Kutipan Dokumen:
________________________

Buntut Dugaan Kriminalisasi Masyarakat Lokal, Kepemimpinan Lalu Iqbal Dipertanyakan

Barsela24news.com

Mataram, NTB - Konflik lahan antara H. Suriamin, seorang tokoh masyarakat Gili Trawangan, dengan warga negara asing (WNA) Brendan Edward Muir asal Australia, menyiratkan masalah mendalam. Hal ini lantaran tidak adanya kepastian hukum dan ketimpangan kekuasaan di pulau wisata tersebut.

Konflik tersebut bukan sekadar perselisihan sewa-menyewa. Namun, merupakan gejala dari sistem pengelolaan lahan yang tidak mengakui hak-hak masyarakat lokal. 

Pernyataan itu ditegaskan, Fathul Khairul Anam, S.H, M.H, selaku Kuasa Hukum H. Suriamin.

"Termasuk kehadiran Gubernur NTB yang tidak serius memperhatikan masyarakat lokal Gili Trawangan. Karena dari peristiwa ini, sudah bertolak belakang dengan spirit awal pemutusan Kontrak lahan Eks GTI, yakni tanpa melupakan jejak histori masyarakat lokal disana," kata Anam kepada media ini.

Malah sebaliknya, kata Anam, kecenderungan yelow papper (Persetujuan pemamfaatan lahan) justru berpihak kepada WNA. "Lalu Iqbal tidak benar-benar serius memprioritaskan masyarakat lokal Gili Trawangan," tuduhnya

Lebih jauh kata Anam, kasus ini, tidak bisa dilihat secara hitam-putih. Konflik ini berpusat pada perjanjian sewa lahan antara H. Suriamin dan Brendan Edward Muir (pengelola hostel My Mates Place) yang ditandatangani pada 27 Mei 2015 untuk jangka waktu 20 tahun. 

Usai pemutusan kontrak PT GTI, terjadi kebingungan mengenai kepada siapa pihak asing harus membayar sewa.

________________________

Bahan:
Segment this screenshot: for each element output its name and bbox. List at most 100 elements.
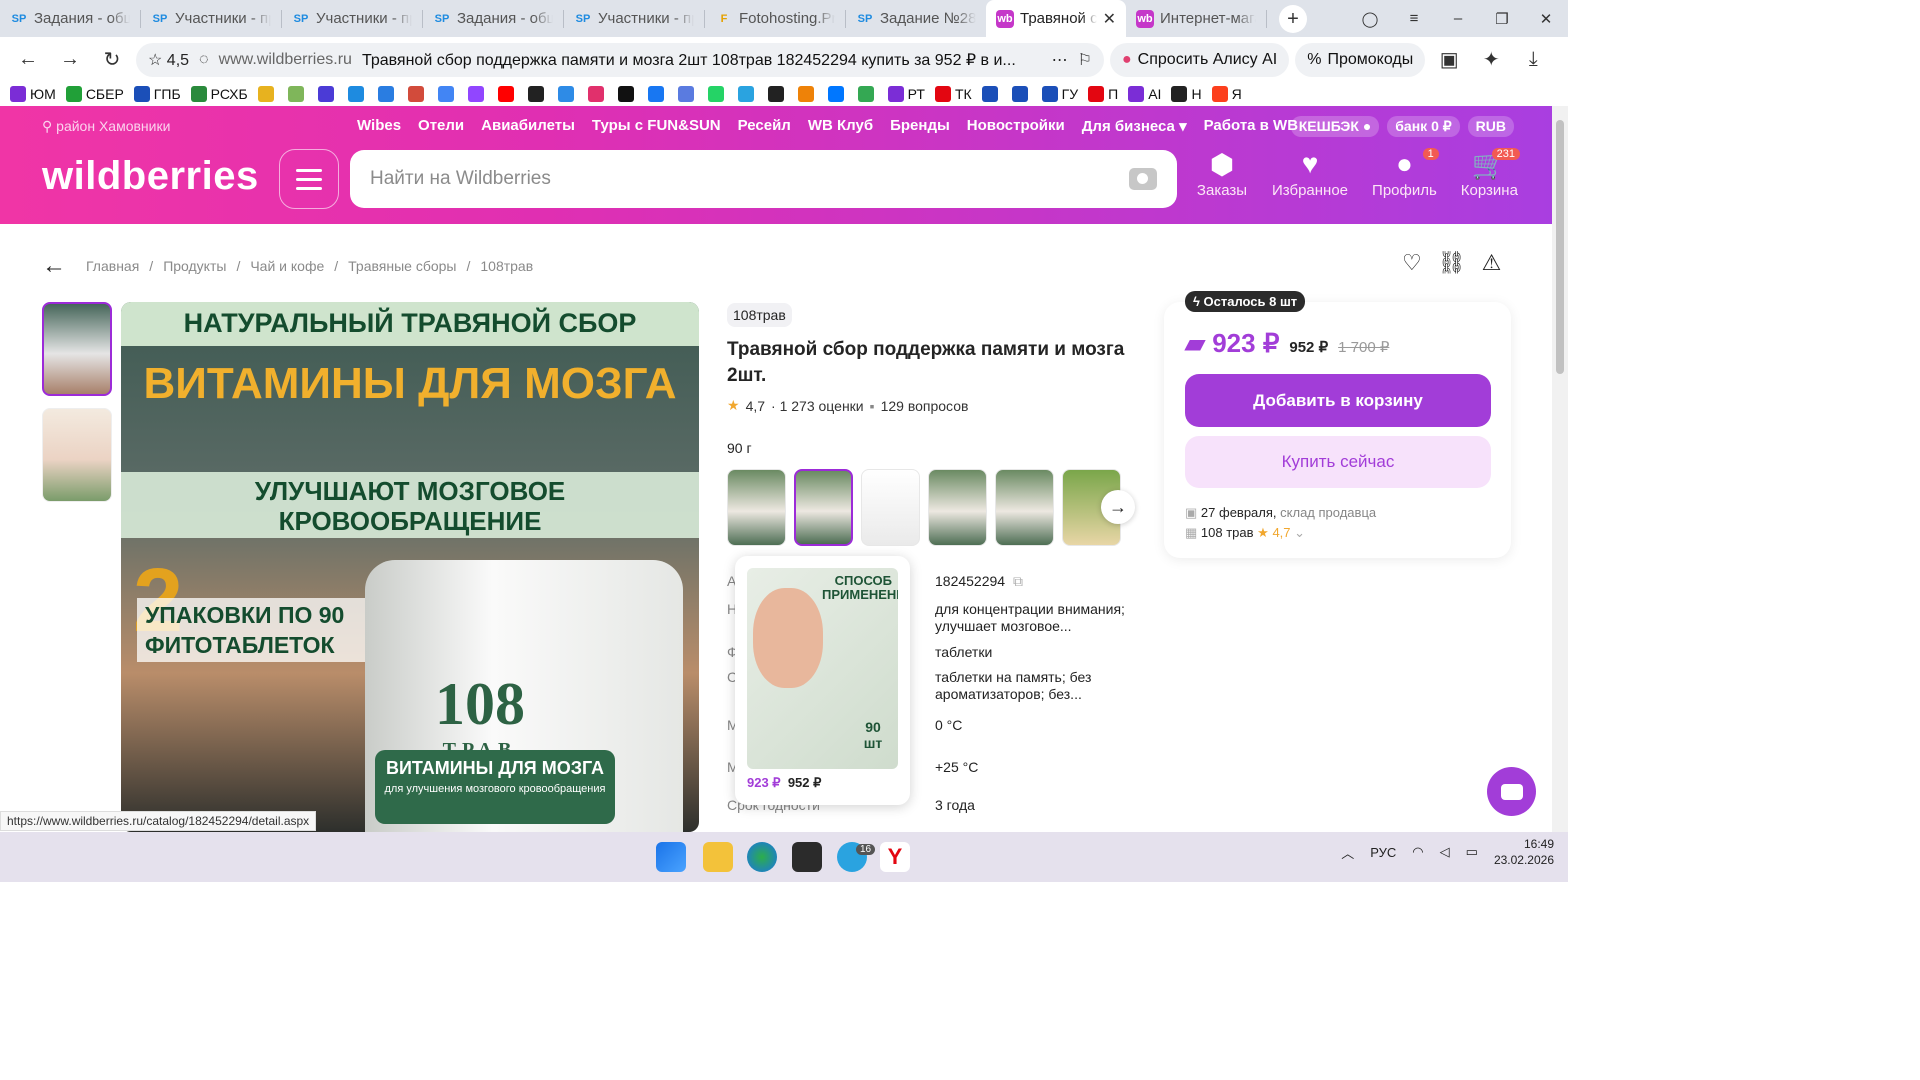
browser-tab[interactable]: wb Интернет-мага — [1126, 0, 1266, 37]
bank-button[interactable]: банк 0 ₽ — [1387, 116, 1460, 137]
bookmark-item[interactable]: AI — [1128, 86, 1161, 102]
browser-tab[interactable]: SP Задание №289 — [846, 0, 986, 37]
bookmark-item[interactable] — [587, 86, 608, 102]
gallery-thumb-1[interactable] — [42, 302, 112, 396]
copy-icon[interactable]: ⧉ — [1013, 573, 1023, 590]
bookmark-item[interactable]: ЮМ — [10, 86, 56, 102]
reviews-count[interactable]: · 1 273 оценки — [771, 398, 864, 414]
explorer-icon[interactable] — [703, 842, 733, 872]
new-tab-button[interactable]: + — [1279, 5, 1307, 33]
extension-icon[interactable]: ▣ — [1431, 42, 1467, 78]
seller-link[interactable]: ▦ 108 трав ★ 4,7 ⌄ — [1185, 523, 1376, 543]
reload-icon[interactable]: ↻ — [94, 42, 130, 78]
bookmark-item[interactable] — [467, 86, 488, 102]
top-nav-link[interactable]: Для бизнеса ▾ — [1082, 117, 1187, 135]
bookmark-item[interactable] — [347, 86, 368, 102]
browser-tab[interactable]: SP Участники - пр — [141, 0, 281, 37]
breadcrumb-link[interactable]: 108трав — [480, 258, 533, 274]
breadcrumb-link[interactable]: Травяные сборы — [348, 258, 456, 274]
omnibox[interactable]: ☆ 4,5 ◌ www.wildberries.ru Травяной сбор… — [136, 42, 1104, 77]
gallery-thumb-2[interactable] — [42, 408, 112, 502]
breadcrumb-link[interactable]: Продукты — [163, 258, 226, 274]
browser-tab[interactable]: SP Участники - пр — [282, 0, 422, 37]
bookmark-item[interactable] — [857, 86, 878, 102]
browser-tab[interactable]: SP Участники - пр — [564, 0, 704, 37]
app-h-icon[interactable] — [792, 842, 822, 872]
more-icon[interactable]: ⋯ — [1052, 50, 1068, 70]
top-nav-link[interactable]: Работа в WB — [1204, 117, 1298, 135]
variant-thumb[interactable] — [861, 469, 920, 546]
page-scrollbar[interactable] — [1552, 106, 1568, 832]
bookmark-item[interactable] — [257, 86, 278, 102]
questions-count[interactable]: 129 вопросов — [881, 398, 969, 414]
shield-icon[interactable]: ◌ — [199, 51, 209, 69]
bookmark-item[interactable] — [737, 86, 758, 102]
header-cart-button[interactable]: 🛒 Корзина 231 — [1461, 148, 1520, 199]
bookmark-item[interactable] — [557, 86, 578, 102]
maximize-button[interactable]: ❐ — [1480, 10, 1524, 28]
location-link[interactable]: ⚲ район Хамовники — [42, 118, 170, 135]
promo-button[interactable]: % Промокоды — [1295, 42, 1426, 77]
top-nav-link[interactable]: Туры с FUN&SUN — [592, 117, 721, 135]
bookmark-item[interactable]: Я — [1211, 86, 1242, 102]
variant-thumb[interactable] — [794, 469, 853, 546]
breadcrumb-link[interactable]: Главная — [86, 258, 139, 274]
header-orders-button[interactable]: ⬢ Заказы — [1196, 148, 1248, 199]
bookmark-item[interactable] — [527, 86, 548, 102]
chat-button[interactable] — [1487, 767, 1536, 816]
variant-thumb[interactable] — [928, 469, 987, 546]
wifi-icon[interactable]: ◠ — [1412, 844, 1423, 860]
variant-thumb[interactable] — [995, 469, 1054, 546]
download-icon[interactable]: ⤓ — [1515, 42, 1551, 78]
browser-tab[interactable]: SP Задания - общ — [0, 0, 140, 37]
bookmark-item[interactable]: РСХБ — [190, 86, 248, 102]
browser-tab[interactable]: wb Травяной сб ✕ — [986, 0, 1126, 37]
header-profile-button[interactable]: ● Профиль 1 — [1372, 148, 1439, 199]
bookmark-item[interactable] — [497, 86, 518, 102]
bookmark-item[interactable]: ГПБ — [133, 86, 181, 102]
bookmark-item[interactable] — [707, 86, 728, 102]
bookmark-item[interactable] — [377, 86, 398, 102]
bookmark-item[interactable] — [1011, 86, 1032, 102]
variant-thumb[interactable] — [727, 469, 786, 546]
browser-tab[interactable]: SP Задания - общ — [423, 0, 563, 37]
header-favorites-button[interactable]: ♥ Избранное — [1272, 148, 1348, 199]
bookmark-item[interactable] — [677, 86, 698, 102]
favorite-icon[interactable]: ♡ — [1402, 250, 1422, 276]
bookmark-item[interactable] — [767, 86, 788, 102]
bookmark-item[interactable]: РТ — [887, 86, 925, 102]
bookmark-item[interactable] — [797, 86, 818, 102]
bookmark-item[interactable] — [981, 86, 1002, 102]
volume-icon[interactable]: ◁ — [1440, 844, 1450, 860]
clock[interactable]: 16:49 23.02.2026 — [1494, 836, 1554, 868]
report-icon[interactable]: ⚠ — [1482, 250, 1502, 276]
back-icon[interactable]: ← — [10, 42, 46, 78]
top-nav-link[interactable]: Wibes — [357, 117, 401, 135]
bookmark-item[interactable] — [437, 86, 458, 102]
yandex-icon[interactable]: Y — [880, 842, 910, 872]
close-window-button[interactable]: ✕ — [1524, 10, 1568, 28]
bookmark-item[interactable]: Н — [1171, 86, 1202, 102]
bookmark-item[interactable] — [287, 86, 308, 102]
menu-icon[interactable]: ≡ — [1392, 10, 1436, 27]
breadcrumb-link[interactable]: Чай и кофе — [250, 258, 324, 274]
browser-tab[interactable]: F Fotohosting.Pro — [705, 0, 845, 37]
top-nav-link[interactable]: Бренды — [890, 117, 950, 135]
bookmark-item[interactable]: П — [1088, 86, 1118, 102]
puzzle-icon[interactable]: ✦ — [1473, 42, 1509, 78]
bookmark-item[interactable] — [827, 86, 848, 102]
browser-app-icon[interactable] — [747, 842, 777, 872]
bookmark-item[interactable] — [617, 86, 638, 102]
star-rating-icon[interactable]: ☆ 4,5 — [148, 50, 189, 70]
buy-now-button[interactable]: Купить сейчас — [1185, 436, 1491, 488]
bookmark-item[interactable] — [407, 86, 428, 102]
start-icon[interactable] — [656, 842, 686, 872]
language-indicator[interactable]: РУС — [1370, 845, 1396, 860]
top-nav-link[interactable]: Новостройки — [967, 117, 1065, 135]
bookmark-item[interactable]: ГУ — [1041, 86, 1078, 102]
variants-next-arrow-icon[interactable]: → — [1101, 490, 1135, 524]
brand-tag[interactable]: 108трав — [727, 303, 792, 327]
bookmark-item[interactable] — [317, 86, 338, 102]
share-link-icon[interactable]: ⛓ — [1438, 250, 1466, 276]
battery-icon[interactable]: ▭ — [1466, 844, 1478, 860]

________________________

Soal Latihan:
1) Terjemahkan ke dalam bahasa Inggris kalimat "Konflik tersebut bukan sekadar perselisihan sewa-menyewa." dari berita tentang konflik lahan Gili Trawangan.
2) Berdasarkan berita tentang konflik lahan Gili Trawangan, jelaskan mengapa konflik antara H. Suriamin dan Brendan Edward Muir dianggap menyiratkan masalah mendalam. Jawab dalam satu sampai tiga kalimat.
3) Salin tanpa mengubah satu kata pun bagian berita tentang konflik lahan Gili Trawangan dari "Konflik tersebut bukan" sampai "hak-hak masyarakat lokal.".

Jawaban Berurutan:
1) The conflict is not merely a dispute over renting.

2) Konflik itu dianggap menyiratkan masalah mendalam karena tidak ada kepastian hukum di pulau wisata tersebut. Selain itu, terdapat ketimpangan kekuasaan di sana.

3)
Konflik tersebut bukan sekadar perselisihan sewa-menyewa. Namun, merupakan gejala dari sistem pengelolaan lahan yang tidak mengakui hak-hak masyarakat lokal.